Objective: Leaving the pictures aside, transcribe every line below exactly.

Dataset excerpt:

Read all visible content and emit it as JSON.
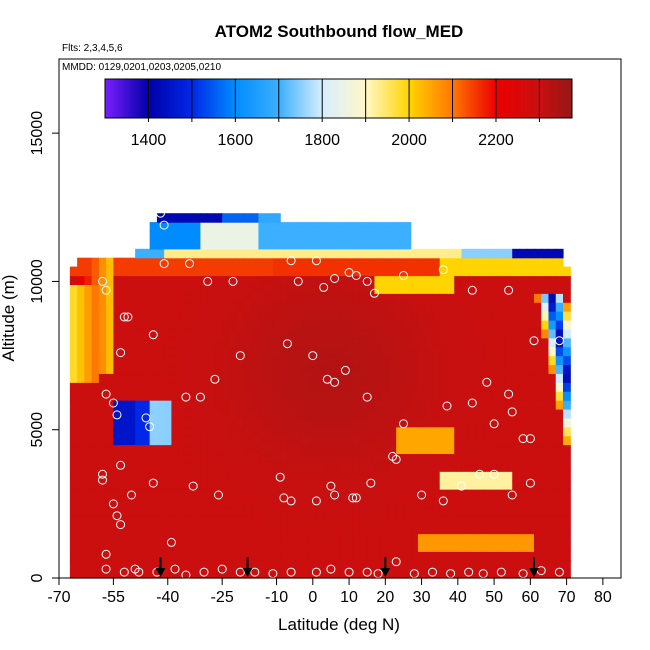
{
  "chart_data": {
    "type": "heatmap",
    "title": "ATOM2 Southbound flow_MED",
    "annotations": [
      "Flts: 2,3,4,5,6",
      "MMDD: 0129,0201,0203,0205,0210"
    ],
    "xlabel": "Latitude (deg N)",
    "ylabel": "Altitude (m)",
    "xlim": [
      -70,
      85
    ],
    "ylim": [
      0,
      17500
    ],
    "x_ticks": [
      -70,
      -55,
      -40,
      -25,
      -10,
      0,
      10,
      20,
      30,
      40,
      50,
      60,
      70,
      80
    ],
    "y_ticks": [
      0,
      5000,
      10000,
      15000
    ],
    "grid": false,
    "colorbar": {
      "range": [
        1300,
        2375
      ],
      "ticks": [
        1400,
        1600,
        1800,
        2000,
        2200
      ],
      "boundaries": [
        1400,
        1500,
        1600,
        1700,
        1800,
        1900,
        2000,
        2100,
        2200,
        2300
      ],
      "colors": [
        "#7a1fff",
        "#0000a8",
        "#0090ff",
        "#cfeaff",
        "#fff5c0",
        "#ffd400",
        "#ff7a00",
        "#e50000",
        "#9c1818"
      ]
    },
    "arrows_at_latitude": [
      -42,
      -18,
      20,
      61
    ],
    "observation_points": [
      [
        -58,
        10000
      ],
      [
        -57,
        9700
      ],
      [
        -52,
        8800
      ],
      [
        -51,
        8800
      ],
      [
        -53,
        7600
      ],
      [
        -57,
        6200
      ],
      [
        -55,
        5900
      ],
      [
        -54,
        5500
      ],
      [
        -45,
        5100
      ],
      [
        -46,
        5400
      ],
      [
        -53,
        3800
      ],
      [
        -58,
        3300
      ],
      [
        -58,
        3500
      ],
      [
        -50,
        2800
      ],
      [
        -55,
        2500
      ],
      [
        -54,
        2100
      ],
      [
        -53,
        1800
      ],
      [
        -57,
        800
      ],
      [
        -57,
        300
      ],
      [
        -52,
        200
      ],
      [
        -49,
        300
      ],
      [
        -48,
        200
      ],
      [
        -43,
        200
      ],
      [
        -38,
        300
      ],
      [
        -35,
        100
      ],
      [
        -30,
        200
      ],
      [
        -25,
        300
      ],
      [
        -20,
        200
      ],
      [
        -16,
        200
      ],
      [
        -11,
        150
      ],
      [
        -6,
        200
      ],
      [
        1,
        200
      ],
      [
        5,
        300
      ],
      [
        10,
        200
      ],
      [
        15,
        200
      ],
      [
        18,
        150
      ],
      [
        23,
        550
      ],
      [
        28,
        150
      ],
      [
        33,
        200
      ],
      [
        38,
        150
      ],
      [
        43,
        200
      ],
      [
        47,
        150
      ],
      [
        52,
        200
      ],
      [
        58,
        150
      ],
      [
        63,
        250
      ],
      [
        68,
        200
      ],
      [
        -41,
        10600
      ],
      [
        -34,
        10600
      ],
      [
        -29,
        10000
      ],
      [
        -22,
        10000
      ],
      [
        -44,
        8200
      ],
      [
        -35,
        6100
      ],
      [
        -27,
        6700
      ],
      [
        -20,
        7500
      ],
      [
        -7,
        7900
      ],
      [
        -6,
        10700
      ],
      [
        -4,
        10000
      ],
      [
        1,
        10700
      ],
      [
        3,
        9800
      ],
      [
        6,
        10100
      ],
      [
        10,
        10300
      ],
      [
        12,
        10200
      ],
      [
        15,
        10000
      ],
      [
        17,
        9600
      ],
      [
        25,
        10200
      ],
      [
        36,
        10400
      ],
      [
        44,
        9700
      ],
      [
        54,
        9700
      ],
      [
        62,
        11300
      ],
      [
        65,
        11300
      ],
      [
        68,
        8000
      ],
      [
        61,
        8000
      ],
      [
        0,
        7500
      ],
      [
        4,
        6700
      ],
      [
        6,
        6600
      ],
      [
        9,
        7000
      ],
      [
        15,
        6100
      ],
      [
        22,
        4100
      ],
      [
        23,
        4000
      ],
      [
        25,
        5200
      ],
      [
        37,
        5800
      ],
      [
        44,
        5900
      ],
      [
        50,
        5200
      ],
      [
        54,
        6200
      ],
      [
        48,
        6600
      ],
      [
        55,
        5600
      ],
      [
        58,
        4700
      ],
      [
        60,
        4700
      ],
      [
        -42,
        12300
      ],
      [
        -41,
        11900
      ],
      [
        -31,
        6100
      ],
      [
        -26,
        2800
      ],
      [
        -33,
        3100
      ],
      [
        -9,
        3400
      ],
      [
        -8,
        2700
      ],
      [
        -6,
        2600
      ],
      [
        1,
        2600
      ],
      [
        5,
        3100
      ],
      [
        6,
        2800
      ],
      [
        11,
        2700
      ],
      [
        12,
        2700
      ],
      [
        16,
        3200
      ],
      [
        30,
        2800
      ],
      [
        36,
        2600
      ],
      [
        41,
        3100
      ],
      [
        46,
        3500
      ],
      [
        50,
        3500
      ],
      [
        55,
        2800
      ],
      [
        60,
        3200
      ],
      [
        -39,
        1200
      ],
      [
        -44,
        3200
      ]
    ]
  }
}
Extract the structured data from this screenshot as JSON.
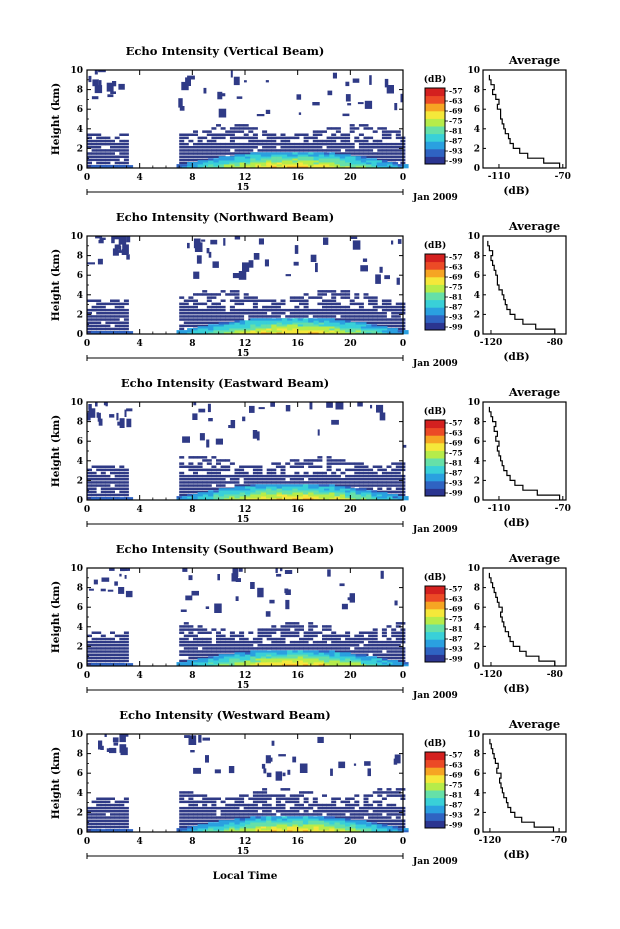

Answer to the problem:
Read all visible content and emit it as JSON.
{
  "chart_data": {
    "type": "heatmap",
    "title": "ATOM2 Southbound flow_MED",
    "annotations": [
      "Flts: 2,3,4,5,6",
      "MMDD: 0129,0201,0203,0205,0210"
    ],
    "xlabel": "Latitude (deg N)",
    "ylabel": "Altitude (m)",
    "xlim": [
      -70,
      85
    ],
    "ylim": [
      0,
      17500
    ],
    "x_ticks": [
      -70,
      -55,
      -40,
      -25,
      -10,
      0,
      10,
      20,
      30,
      40,
      50,
      60,
      70,
      80
    ],
    "y_ticks": [
      0,
      5000,
      10000,
      15000
    ],
    "grid": false,
    "colorbar": {
      "range": [
        1300,
        2375
      ],
      "ticks": [
        1400,
        1600,
        1800,
        2000,
        2200
      ],
      "boundaries": [
        1400,
        1500,
        1600,
        1700,
        1800,
        1900,
        2000,
        2100,
        2200,
        2300
      ],
      "colors": [
        "#7a1fff",
        "#0000a8",
        "#0090ff",
        "#cfeaff",
        "#fff5c0",
        "#ffd400",
        "#ff7a00",
        "#e50000",
        "#9c1818"
      ]
    },
    "arrows_at_latitude": [
      -42,
      -18,
      20,
      61
    ],
    "observation_points": [
      [
        -58,
        10000
      ],
      [
        -57,
        9700
      ],
      [
        -52,
        8800
      ],
      [
        -51,
        8800
      ],
      [
        -53,
        7600
      ],
      [
        -57,
        6200
      ],
      [
        -55,
        5900
      ],
      [
        -54,
        5500
      ],
      [
        -45,
        5100
      ],
      [
        -46,
        5400
      ],
      [
        -53,
        3800
      ],
      [
        -58,
        3300
      ],
      [
        -58,
        3500
      ],
      [
        -50,
        2800
      ],
      [
        -55,
        2500
      ],
      [
        -54,
        2100
      ],
      [
        -53,
        1800
      ],
      [
        -57,
        800
      ],
      [
        -57,
        300
      ],
      [
        -52,
        200
      ],
      [
        -49,
        300
      ],
      [
        -48,
        200
      ],
      [
        -43,
        200
      ],
      [
        -38,
        300
      ],
      [
        -35,
        100
      ],
      [
        -30,
        200
      ],
      [
        -25,
        300
      ],
      [
        -20,
        200
      ],
      [
        -16,
        200
      ],
      [
        -11,
        150
      ],
      [
        -6,
        200
      ],
      [
        1,
        200
      ],
      [
        5,
        300
      ],
      [
        10,
        200
      ],
      [
        15,
        200
      ],
      [
        18,
        150
      ],
      [
        23,
        550
      ],
      [
        28,
        150
      ],
      [
        33,
        200
      ],
      [
        38,
        150
      ],
      [
        43,
        200
      ],
      [
        47,
        150
      ],
      [
        52,
        200
      ],
      [
        58,
        150
      ],
      [
        63,
        250
      ],
      [
        68,
        200
      ],
      [
        -41,
        10600
      ],
      [
        -34,
        10600
      ],
      [
        -29,
        10000
      ],
      [
        -22,
        10000
      ],
      [
        -44,
        8200
      ],
      [
        -35,
        6100
      ],
      [
        -27,
        6700
      ],
      [
        -20,
        7500
      ],
      [
        -7,
        7900
      ],
      [
        -6,
        10700
      ],
      [
        -4,
        10000
      ],
      [
        1,
        10700
      ],
      [
        3,
        9800
      ],
      [
        6,
        10100
      ],
      [
        10,
        10300
      ],
      [
        12,
        10200
      ],
      [
        15,
        10000
      ],
      [
        17,
        9600
      ],
      [
        25,
        10200
      ],
      [
        36,
        10400
      ],
      [
        44,
        9700
      ],
      [
        54,
        9700
      ],
      [
        62,
        11300
      ],
      [
        65,
        11300
      ],
      [
        68,
        8000
      ],
      [
        61,
        8000
      ],
      [
        0,
        7500
      ],
      [
        4,
        6700
      ],
      [
        6,
        6600
      ],
      [
        9,
        7000
      ],
      [
        15,
        6100
      ],
      [
        22,
        4100
      ],
      [
        23,
        4000
      ],
      [
        25,
        5200
      ],
      [
        37,
        5800
      ],
      [
        44,
        5900
      ],
      [
        50,
        5200
      ],
      [
        54,
        6200
      ],
      [
        48,
        6600
      ],
      [
        55,
        5600
      ],
      [
        58,
        4700
      ],
      [
        60,
        4700
      ],
      [
        -42,
        12300
      ],
      [
        -41,
        11900
      ],
      [
        -31,
        6100
      ],
      [
        -26,
        2800
      ],
      [
        -33,
        3100
      ],
      [
        -9,
        3400
      ],
      [
        -8,
        2700
      ],
      [
        -6,
        2600
      ],
      [
        1,
        2600
      ],
      [
        5,
        3100
      ],
      [
        6,
        2800
      ],
      [
        11,
        2700
      ],
      [
        12,
        2700
      ],
      [
        16,
        3200
      ],
      [
        30,
        2800
      ],
      [
        36,
        2600
      ],
      [
        41,
        3100
      ],
      [
        46,
        3500
      ],
      [
        50,
        3500
      ],
      [
        55,
        2800
      ],
      [
        60,
        3200
      ],
      [
        -39,
        1200
      ],
      [
        -44,
        3200
      ]
    ]
  }
}
Extract the structured data from this screenshot as JSON.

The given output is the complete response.